Count every line where "color" occurs. Give the total alone.

#### The input
+===+
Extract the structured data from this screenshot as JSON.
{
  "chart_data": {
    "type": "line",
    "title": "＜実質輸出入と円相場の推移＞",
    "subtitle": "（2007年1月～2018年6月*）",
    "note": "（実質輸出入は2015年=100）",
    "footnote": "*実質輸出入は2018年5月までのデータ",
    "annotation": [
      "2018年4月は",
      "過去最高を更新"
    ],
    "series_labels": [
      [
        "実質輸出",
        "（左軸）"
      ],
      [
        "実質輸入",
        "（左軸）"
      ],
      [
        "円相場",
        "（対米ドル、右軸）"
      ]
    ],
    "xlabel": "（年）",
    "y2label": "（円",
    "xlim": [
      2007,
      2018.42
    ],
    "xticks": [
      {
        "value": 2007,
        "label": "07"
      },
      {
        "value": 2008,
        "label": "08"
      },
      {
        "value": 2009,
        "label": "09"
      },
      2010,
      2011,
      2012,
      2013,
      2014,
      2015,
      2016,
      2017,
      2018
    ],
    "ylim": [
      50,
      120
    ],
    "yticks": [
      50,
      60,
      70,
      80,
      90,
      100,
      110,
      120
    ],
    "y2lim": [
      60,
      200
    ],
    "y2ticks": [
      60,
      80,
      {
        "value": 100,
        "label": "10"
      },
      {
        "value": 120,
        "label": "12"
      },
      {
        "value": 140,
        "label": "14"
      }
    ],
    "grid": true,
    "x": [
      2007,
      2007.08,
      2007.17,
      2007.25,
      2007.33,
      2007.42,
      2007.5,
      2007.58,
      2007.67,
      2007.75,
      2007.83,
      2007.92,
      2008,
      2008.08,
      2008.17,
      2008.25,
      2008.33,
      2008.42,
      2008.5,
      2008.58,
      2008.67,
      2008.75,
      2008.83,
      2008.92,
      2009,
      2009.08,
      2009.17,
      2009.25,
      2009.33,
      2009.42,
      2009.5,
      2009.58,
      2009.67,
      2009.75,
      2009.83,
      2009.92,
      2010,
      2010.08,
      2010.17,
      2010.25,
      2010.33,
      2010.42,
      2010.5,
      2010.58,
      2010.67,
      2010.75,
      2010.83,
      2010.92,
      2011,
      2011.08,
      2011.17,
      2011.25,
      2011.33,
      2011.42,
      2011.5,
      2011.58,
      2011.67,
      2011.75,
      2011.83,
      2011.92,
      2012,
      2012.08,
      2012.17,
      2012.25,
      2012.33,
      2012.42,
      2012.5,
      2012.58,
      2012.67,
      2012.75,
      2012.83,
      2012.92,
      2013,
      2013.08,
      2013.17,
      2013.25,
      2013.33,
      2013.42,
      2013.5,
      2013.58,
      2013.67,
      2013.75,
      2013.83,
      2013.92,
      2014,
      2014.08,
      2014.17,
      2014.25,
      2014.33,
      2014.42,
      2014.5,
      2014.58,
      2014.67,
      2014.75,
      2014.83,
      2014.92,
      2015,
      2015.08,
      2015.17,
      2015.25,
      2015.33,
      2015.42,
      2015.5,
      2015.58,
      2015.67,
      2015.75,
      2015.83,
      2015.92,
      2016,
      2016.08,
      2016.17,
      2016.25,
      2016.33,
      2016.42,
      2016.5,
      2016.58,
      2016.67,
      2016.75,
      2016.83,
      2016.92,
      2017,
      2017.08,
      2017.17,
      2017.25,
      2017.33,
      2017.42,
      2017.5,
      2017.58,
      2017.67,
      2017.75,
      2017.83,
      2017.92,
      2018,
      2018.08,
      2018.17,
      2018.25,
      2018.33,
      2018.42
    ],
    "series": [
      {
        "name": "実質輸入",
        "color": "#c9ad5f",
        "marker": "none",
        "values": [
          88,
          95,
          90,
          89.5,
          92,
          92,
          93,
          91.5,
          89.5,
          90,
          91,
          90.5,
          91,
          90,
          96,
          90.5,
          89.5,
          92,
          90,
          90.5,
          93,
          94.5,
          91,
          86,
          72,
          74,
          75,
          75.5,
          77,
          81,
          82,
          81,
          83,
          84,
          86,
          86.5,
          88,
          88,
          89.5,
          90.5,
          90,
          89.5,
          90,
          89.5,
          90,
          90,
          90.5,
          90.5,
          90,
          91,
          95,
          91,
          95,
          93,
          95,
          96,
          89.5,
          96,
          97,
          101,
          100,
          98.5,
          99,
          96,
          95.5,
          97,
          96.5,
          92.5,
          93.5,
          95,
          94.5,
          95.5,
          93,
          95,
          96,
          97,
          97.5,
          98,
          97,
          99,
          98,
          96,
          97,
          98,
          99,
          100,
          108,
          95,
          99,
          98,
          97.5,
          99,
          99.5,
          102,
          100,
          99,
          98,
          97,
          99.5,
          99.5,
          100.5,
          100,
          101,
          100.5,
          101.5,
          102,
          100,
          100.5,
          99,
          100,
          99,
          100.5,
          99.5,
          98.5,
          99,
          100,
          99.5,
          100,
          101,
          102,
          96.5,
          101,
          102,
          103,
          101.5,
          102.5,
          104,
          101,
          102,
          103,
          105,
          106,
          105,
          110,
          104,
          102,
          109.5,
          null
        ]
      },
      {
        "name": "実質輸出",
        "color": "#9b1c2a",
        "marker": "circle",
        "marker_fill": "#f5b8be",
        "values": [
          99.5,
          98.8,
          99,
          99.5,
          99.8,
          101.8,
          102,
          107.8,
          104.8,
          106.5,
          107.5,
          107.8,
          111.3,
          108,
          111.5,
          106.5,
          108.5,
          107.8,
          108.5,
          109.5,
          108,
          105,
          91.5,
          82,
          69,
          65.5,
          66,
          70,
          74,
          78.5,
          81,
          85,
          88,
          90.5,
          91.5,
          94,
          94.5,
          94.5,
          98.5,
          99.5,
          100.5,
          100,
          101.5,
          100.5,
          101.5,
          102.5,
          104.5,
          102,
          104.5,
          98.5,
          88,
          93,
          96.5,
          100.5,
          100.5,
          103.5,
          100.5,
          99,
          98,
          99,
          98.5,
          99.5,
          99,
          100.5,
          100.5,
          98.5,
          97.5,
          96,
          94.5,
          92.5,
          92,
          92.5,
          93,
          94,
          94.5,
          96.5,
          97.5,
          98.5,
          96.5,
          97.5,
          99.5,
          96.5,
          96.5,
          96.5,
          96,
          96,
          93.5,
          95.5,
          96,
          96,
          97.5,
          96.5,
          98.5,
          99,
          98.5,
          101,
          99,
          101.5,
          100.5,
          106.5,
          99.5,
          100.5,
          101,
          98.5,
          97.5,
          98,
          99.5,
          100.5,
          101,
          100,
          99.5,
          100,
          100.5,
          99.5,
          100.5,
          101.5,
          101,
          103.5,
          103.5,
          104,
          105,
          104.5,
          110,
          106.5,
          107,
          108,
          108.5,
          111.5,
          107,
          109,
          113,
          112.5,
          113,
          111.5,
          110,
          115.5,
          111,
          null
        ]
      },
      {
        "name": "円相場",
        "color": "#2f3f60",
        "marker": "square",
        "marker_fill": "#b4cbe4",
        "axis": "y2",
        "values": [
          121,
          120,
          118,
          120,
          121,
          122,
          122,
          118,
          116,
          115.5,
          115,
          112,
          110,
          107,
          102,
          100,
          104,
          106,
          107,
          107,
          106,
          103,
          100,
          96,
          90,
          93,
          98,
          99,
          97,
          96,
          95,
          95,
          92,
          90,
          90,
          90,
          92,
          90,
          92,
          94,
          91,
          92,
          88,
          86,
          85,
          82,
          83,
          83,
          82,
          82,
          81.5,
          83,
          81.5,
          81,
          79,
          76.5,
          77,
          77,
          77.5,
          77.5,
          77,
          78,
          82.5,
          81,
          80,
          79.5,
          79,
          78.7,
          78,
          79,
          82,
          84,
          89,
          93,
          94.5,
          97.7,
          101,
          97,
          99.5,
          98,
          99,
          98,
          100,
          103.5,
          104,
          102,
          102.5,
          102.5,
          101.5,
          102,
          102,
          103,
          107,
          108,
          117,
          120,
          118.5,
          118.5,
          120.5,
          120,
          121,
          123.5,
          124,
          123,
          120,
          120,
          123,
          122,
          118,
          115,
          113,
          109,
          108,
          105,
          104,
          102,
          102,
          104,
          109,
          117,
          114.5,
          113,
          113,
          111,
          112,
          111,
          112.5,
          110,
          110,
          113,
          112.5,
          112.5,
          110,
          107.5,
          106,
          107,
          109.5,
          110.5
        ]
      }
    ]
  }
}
+===+
#### Correct response
3